All of the data should be repeated exactly; pictures are not part of the copy.
# Data records start
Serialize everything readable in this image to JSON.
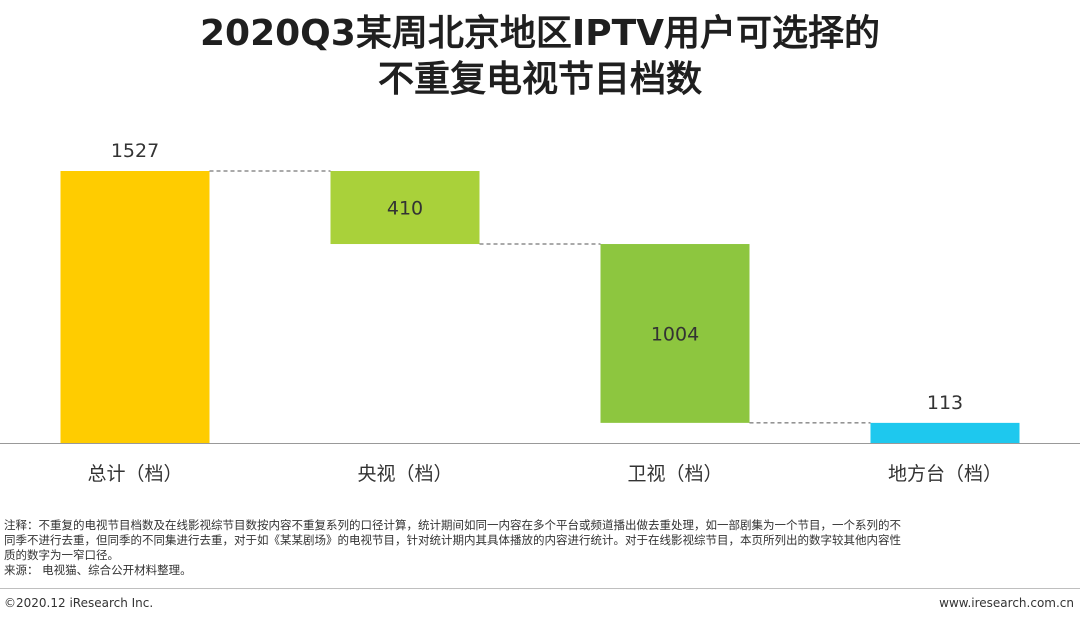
{
  "title_line1": "2020Q3某周北京地区IPTV用户可选择的",
  "title_line2": "不重复电视节目档数",
  "chart_data": {
    "type": "bar",
    "subtype": "waterfall",
    "categories": [
      "总计（档）",
      "央视（档）",
      "卫视（档）",
      "地方台（档）"
    ],
    "values": [
      1527,
      410,
      1004,
      113
    ],
    "data_labels": [
      "1527",
      "410",
      "1004",
      "113"
    ],
    "ylim": [
      0,
      1527
    ],
    "colors": [
      "#FFCC00",
      "#A9D13A",
      "#8DC63F",
      "#1EC8EE"
    ],
    "connector_style": "dashed"
  },
  "notes": {
    "line1": "注释：不重复的电视节目档数及在线影视综节目数按内容不重复系列的口径计算，统计期间如同一内容在多个平台或频道播出做去重处理，如一部剧集为一个节目，一个系列的不",
    "line2": "同季不进行去重，但同季的不同集进行去重，对于如《某某剧场》的电视节目，针对统计期内其具体播放的内容进行统计。对于在线影视综节目，本页所列出的数字较其他内容性",
    "line3": "质的数字为一窄口径。",
    "line4": "来源：  电视猫、综合公开材料整理。"
  },
  "footer": {
    "copyright": "©2020.12 iResearch Inc.",
    "website": "www.iresearch.com.cn"
  }
}
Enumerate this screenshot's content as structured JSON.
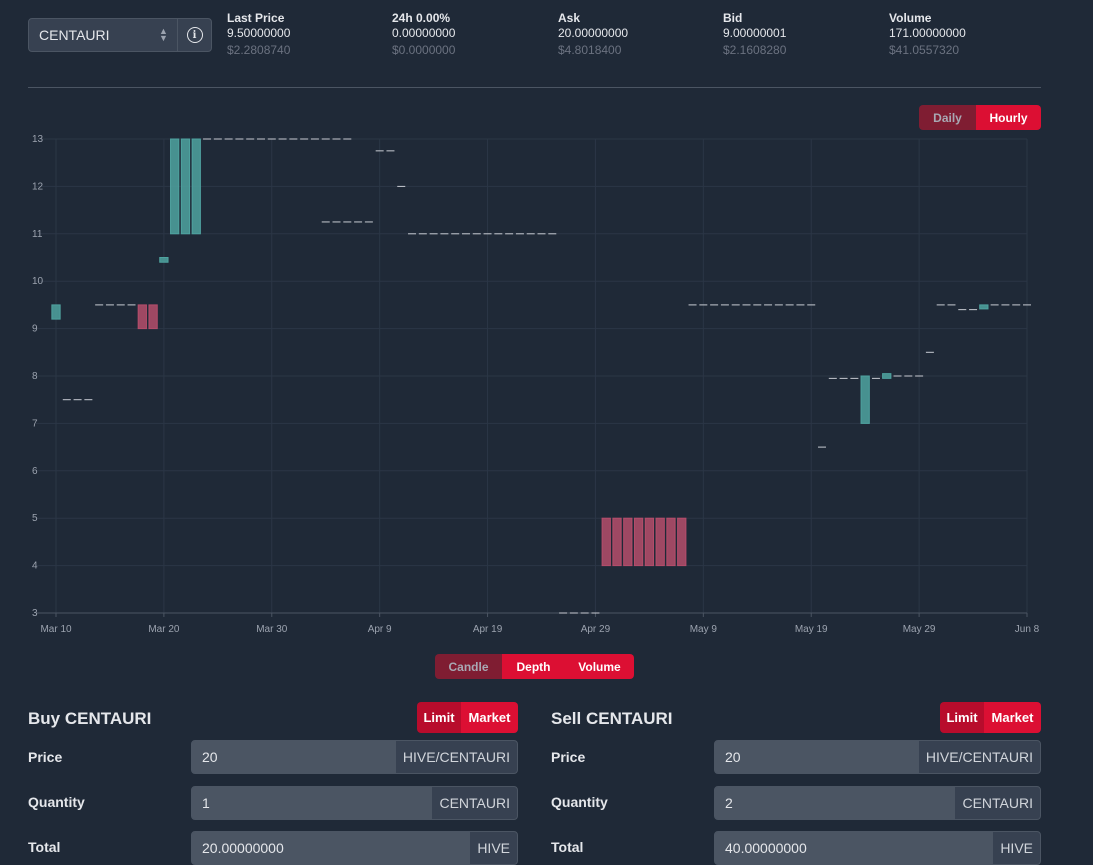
{
  "token_selector": {
    "value": "CENTAURI",
    "info_icon": "info-icon"
  },
  "ticker": [
    {
      "label": "Last Price",
      "value": "9.50000000",
      "usd": "$2.2808740"
    },
    {
      "label": "24h 0.00%",
      "value": "0.00000000",
      "usd": "$0.0000000"
    },
    {
      "label": "Ask",
      "value": "20.00000000",
      "usd": "$4.8018400"
    },
    {
      "label": "Bid",
      "value": "9.00000001",
      "usd": "$2.1608280"
    },
    {
      "label": "Volume",
      "value": "171.00000000",
      "usd": "$41.0557320"
    }
  ],
  "interval_toggle": {
    "daily": "Daily",
    "hourly": "Hourly",
    "selected": "Hourly"
  },
  "view_toggle": {
    "candle": "Candle",
    "depth": "Depth",
    "volume": "Volume"
  },
  "colors": {
    "up": "#4fa3a0",
    "down": "#b54d6b",
    "accent": "#dc0f33",
    "accent_dim": "#7f1d32"
  },
  "chart_data": {
    "type": "candlestick",
    "x_ticks": [
      "Mar 10",
      "Mar 20",
      "Mar 30",
      "Apr 9",
      "Apr 19",
      "Apr 29",
      "May 9",
      "May 19",
      "May 29",
      "Jun 8"
    ],
    "y_ticks": [
      3,
      4,
      5,
      6,
      7,
      8,
      9,
      10,
      11,
      12,
      13
    ],
    "ylim": [
      3,
      13
    ],
    "xlim": [
      "2023-03-10",
      "2023-06-08"
    ],
    "grid": true,
    "candles": [
      {
        "date": "2023-03-10",
        "open": 9.2,
        "close": 9.5,
        "dir": "up"
      },
      {
        "date": "2023-03-18",
        "open": 9.5,
        "close": 9.0,
        "dir": "down"
      },
      {
        "date": "2023-03-19",
        "open": 9.5,
        "close": 9.0,
        "dir": "down"
      },
      {
        "date": "2023-03-20",
        "open": 10.4,
        "close": 10.5,
        "dir": "up"
      },
      {
        "date": "2023-03-21",
        "open": 11.0,
        "close": 13.0,
        "dir": "up"
      },
      {
        "date": "2023-03-22",
        "open": 11.0,
        "close": 13.0,
        "dir": "up"
      },
      {
        "date": "2023-03-23",
        "open": 11.0,
        "close": 13.0,
        "dir": "up"
      },
      {
        "date": "2023-04-30",
        "open": 5.0,
        "close": 4.0,
        "dir": "down"
      },
      {
        "date": "2023-05-01",
        "open": 5.0,
        "close": 4.0,
        "dir": "down"
      },
      {
        "date": "2023-05-02",
        "open": 5.0,
        "close": 4.0,
        "dir": "down"
      },
      {
        "date": "2023-05-03",
        "open": 5.0,
        "close": 4.0,
        "dir": "down"
      },
      {
        "date": "2023-05-04",
        "open": 5.0,
        "close": 4.0,
        "dir": "down"
      },
      {
        "date": "2023-05-05",
        "open": 5.0,
        "close": 4.0,
        "dir": "down"
      },
      {
        "date": "2023-05-06",
        "open": 5.0,
        "close": 4.0,
        "dir": "down"
      },
      {
        "date": "2023-05-07",
        "open": 5.0,
        "close": 4.0,
        "dir": "down"
      },
      {
        "date": "2023-05-24",
        "open": 7.0,
        "close": 8.0,
        "dir": "up"
      },
      {
        "date": "2023-05-26",
        "open": 7.95,
        "close": 8.05,
        "dir": "up"
      },
      {
        "date": "2023-06-04",
        "open": 9.45,
        "close": 9.5,
        "dir": "up"
      }
    ],
    "flat_segments": [
      {
        "from": "2023-03-11",
        "to": "2023-03-13",
        "price": 7.5
      },
      {
        "from": "2023-03-14",
        "to": "2023-03-17",
        "price": 9.5
      },
      {
        "from": "2023-03-24",
        "to": "2023-04-06",
        "price": 13.0
      },
      {
        "from": "2023-04-04",
        "to": "2023-04-08",
        "price": 11.25
      },
      {
        "from": "2023-04-09",
        "to": "2023-04-10",
        "price": 12.75
      },
      {
        "from": "2023-04-11",
        "to": "2023-04-11",
        "price": 12.0
      },
      {
        "from": "2023-04-12",
        "to": "2023-04-25",
        "price": 11.0
      },
      {
        "from": "2023-04-26",
        "to": "2023-04-29",
        "price": 3.0
      },
      {
        "from": "2023-05-08",
        "to": "2023-05-19",
        "price": 9.5
      },
      {
        "from": "2023-05-20",
        "to": "2023-05-20",
        "price": 6.5
      },
      {
        "from": "2023-05-21",
        "to": "2023-05-23",
        "price": 7.95
      },
      {
        "from": "2023-05-25",
        "to": "2023-05-25",
        "price": 7.95
      },
      {
        "from": "2023-05-27",
        "to": "2023-05-29",
        "price": 8.0
      },
      {
        "from": "2023-05-30",
        "to": "2023-05-30",
        "price": 8.5
      },
      {
        "from": "2023-05-31",
        "to": "2023-06-01",
        "price": 9.5
      },
      {
        "from": "2023-06-02",
        "to": "2023-06-03",
        "price": 9.4
      },
      {
        "from": "2023-06-05",
        "to": "2023-06-08",
        "price": 9.5
      }
    ]
  },
  "buy": {
    "title": "Buy CENTAURI",
    "limit": "Limit",
    "market": "Market",
    "price_label": "Price",
    "price": "20",
    "price_unit": "HIVE/CENTAURI",
    "quantity_label": "Quantity",
    "quantity": "1",
    "quantity_unit": "CENTAURI",
    "total_label": "Total",
    "total": "20.00000000",
    "total_unit": "HIVE"
  },
  "sell": {
    "title": "Sell CENTAURI",
    "limit": "Limit",
    "market": "Market",
    "price_label": "Price",
    "price": "20",
    "price_unit": "HIVE/CENTAURI",
    "quantity_label": "Quantity",
    "quantity": "2",
    "quantity_unit": "CENTAURI",
    "total_label": "Total",
    "total": "40.00000000",
    "total_unit": "HIVE"
  }
}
# Data records end
● Worked answer:
Serialize everything readable in this image to JSON.
{
  "title_line1": "2020Q3某周北京地区IPTV用户可选择的",
  "title_line2": "不重复电视节目档数",
  "chart_data": {
    "type": "bar",
    "subtype": "waterfall",
    "categories": [
      "总计（档）",
      "央视（档）",
      "卫视（档）",
      "地方台（档）"
    ],
    "values": [
      1527,
      410,
      1004,
      113
    ],
    "data_labels": [
      "1527",
      "410",
      "1004",
      "113"
    ],
    "ylim": [
      0,
      1527
    ],
    "colors": [
      "#FFCC00",
      "#A9D13A",
      "#8DC63F",
      "#1EC8EE"
    ],
    "connector_style": "dashed"
  },
  "notes": {
    "line1": "注释：不重复的电视节目档数及在线影视综节目数按内容不重复系列的口径计算，统计期间如同一内容在多个平台或频道播出做去重处理，如一部剧集为一个节目，一个系列的不",
    "line2": "同季不进行去重，但同季的不同集进行去重，对于如《某某剧场》的电视节目，针对统计期内其具体播放的内容进行统计。对于在线影视综节目，本页所列出的数字较其他内容性",
    "line3": "质的数字为一窄口径。",
    "line4": "来源：  电视猫、综合公开材料整理。"
  },
  "footer": {
    "copyright": "©2020.12 iResearch Inc.",
    "website": "www.iresearch.com.cn"
  }
}
Enumerate this screenshot's content as structured JSON.
{
  "token_selector": {
    "value": "CENTAURI",
    "info_icon": "info-icon"
  },
  "ticker": [
    {
      "label": "Last Price",
      "value": "9.50000000",
      "usd": "$2.2808740"
    },
    {
      "label": "24h 0.00%",
      "value": "0.00000000",
      "usd": "$0.0000000"
    },
    {
      "label": "Ask",
      "value": "20.00000000",
      "usd": "$4.8018400"
    },
    {
      "label": "Bid",
      "value": "9.00000001",
      "usd": "$2.1608280"
    },
    {
      "label": "Volume",
      "value": "171.00000000",
      "usd": "$41.0557320"
    }
  ],
  "interval_toggle": {
    "daily": "Daily",
    "hourly": "Hourly",
    "selected": "Hourly"
  },
  "view_toggle": {
    "candle": "Candle",
    "depth": "Depth",
    "volume": "Volume"
  },
  "colors": {
    "up": "#4fa3a0",
    "down": "#b54d6b",
    "accent": "#dc0f33",
    "accent_dim": "#7f1d32"
  },
  "chart_data": {
    "type": "candlestick",
    "x_ticks": [
      "Mar 10",
      "Mar 20",
      "Mar 30",
      "Apr 9",
      "Apr 19",
      "Apr 29",
      "May 9",
      "May 19",
      "May 29",
      "Jun 8"
    ],
    "y_ticks": [
      3,
      4,
      5,
      6,
      7,
      8,
      9,
      10,
      11,
      12,
      13
    ],
    "ylim": [
      3,
      13
    ],
    "xlim": [
      "2023-03-10",
      "2023-06-08"
    ],
    "grid": true,
    "candles": [
      {
        "date": "2023-03-10",
        "open": 9.2,
        "close": 9.5,
        "dir": "up"
      },
      {
        "date": "2023-03-18",
        "open": 9.5,
        "close": 9.0,
        "dir": "down"
      },
      {
        "date": "2023-03-19",
        "open": 9.5,
        "close": 9.0,
        "dir": "down"
      },
      {
        "date": "2023-03-20",
        "open": 10.4,
        "close": 10.5,
        "dir": "up"
      },
      {
        "date": "2023-03-21",
        "open": 11.0,
        "close": 13.0,
        "dir": "up"
      },
      {
        "date": "2023-03-22",
        "open": 11.0,
        "close": 13.0,
        "dir": "up"
      },
      {
        "date": "2023-03-23",
        "open": 11.0,
        "close": 13.0,
        "dir": "up"
      },
      {
        "date": "2023-04-30",
        "open": 5.0,
        "close": 4.0,
        "dir": "down"
      },
      {
        "date": "2023-05-01",
        "open": 5.0,
        "close": 4.0,
        "dir": "down"
      },
      {
        "date": "2023-05-02",
        "open": 5.0,
        "close": 4.0,
        "dir": "down"
      },
      {
        "date": "2023-05-03",
        "open": 5.0,
        "close": 4.0,
        "dir": "down"
      },
      {
        "date": "2023-05-04",
        "open": 5.0,
        "close": 4.0,
        "dir": "down"
      },
      {
        "date": "2023-05-05",
        "open": 5.0,
        "close": 4.0,
        "dir": "down"
      },
      {
        "date": "2023-05-06",
        "open": 5.0,
        "close": 4.0,
        "dir": "down"
      },
      {
        "date": "2023-05-07",
        "open": 5.0,
        "close": 4.0,
        "dir": "down"
      },
      {
        "date": "2023-05-24",
        "open": 7.0,
        "close": 8.0,
        "dir": "up"
      },
      {
        "date": "2023-05-26",
        "open": 7.95,
        "close": 8.05,
        "dir": "up"
      },
      {
        "date": "2023-06-04",
        "open": 9.45,
        "close": 9.5,
        "dir": "up"
      }
    ],
    "flat_segments": [
      {
        "from": "2023-03-11",
        "to": "2023-03-13",
        "price": 7.5
      },
      {
        "from": "2023-03-14",
        "to": "2023-03-17",
        "price": 9.5
      },
      {
        "from": "2023-03-24",
        "to": "2023-04-06",
        "price": 13.0
      },
      {
        "from": "2023-04-04",
        "to": "2023-04-08",
        "price": 11.25
      },
      {
        "from": "2023-04-09",
        "to": "2023-04-10",
        "price": 12.75
      },
      {
        "from": "2023-04-11",
        "to": "2023-04-11",
        "price": 12.0
      },
      {
        "from": "2023-04-12",
        "to": "2023-04-25",
        "price": 11.0
      },
      {
        "from": "2023-04-26",
        "to": "2023-04-29",
        "price": 3.0
      },
      {
        "from": "2023-05-08",
        "to": "2023-05-19",
        "price": 9.5
      },
      {
        "from": "2023-05-20",
        "to": "2023-05-20",
        "price": 6.5
      },
      {
        "from": "2023-05-21",
        "to": "2023-05-23",
        "price": 7.95
      },
      {
        "from": "2023-05-25",
        "to": "2023-05-25",
        "price": 7.95
      },
      {
        "from": "2023-05-27",
        "to": "2023-05-29",
        "price": 8.0
      },
      {
        "from": "2023-05-30",
        "to": "2023-05-30",
        "price": 8.5
      },
      {
        "from": "2023-05-31",
        "to": "2023-06-01",
        "price": 9.5
      },
      {
        "from": "2023-06-02",
        "to": "2023-06-03",
        "price": 9.4
      },
      {
        "from": "2023-06-05",
        "to": "2023-06-08",
        "price": 9.5
      }
    ]
  },
  "buy": {
    "title": "Buy CENTAURI",
    "limit": "Limit",
    "market": "Market",
    "price_label": "Price",
    "price": "20",
    "price_unit": "HIVE/CENTAURI",
    "quantity_label": "Quantity",
    "quantity": "1",
    "quantity_unit": "CENTAURI",
    "total_label": "Total",
    "total": "20.00000000",
    "total_unit": "HIVE"
  },
  "sell": {
    "title": "Sell CENTAURI",
    "limit": "Limit",
    "market": "Market",
    "price_label": "Price",
    "price": "20",
    "price_unit": "HIVE/CENTAURI",
    "quantity_label": "Quantity",
    "quantity": "2",
    "quantity_unit": "CENTAURI",
    "total_label": "Total",
    "total": "40.00000000",
    "total_unit": "HIVE"
  }
}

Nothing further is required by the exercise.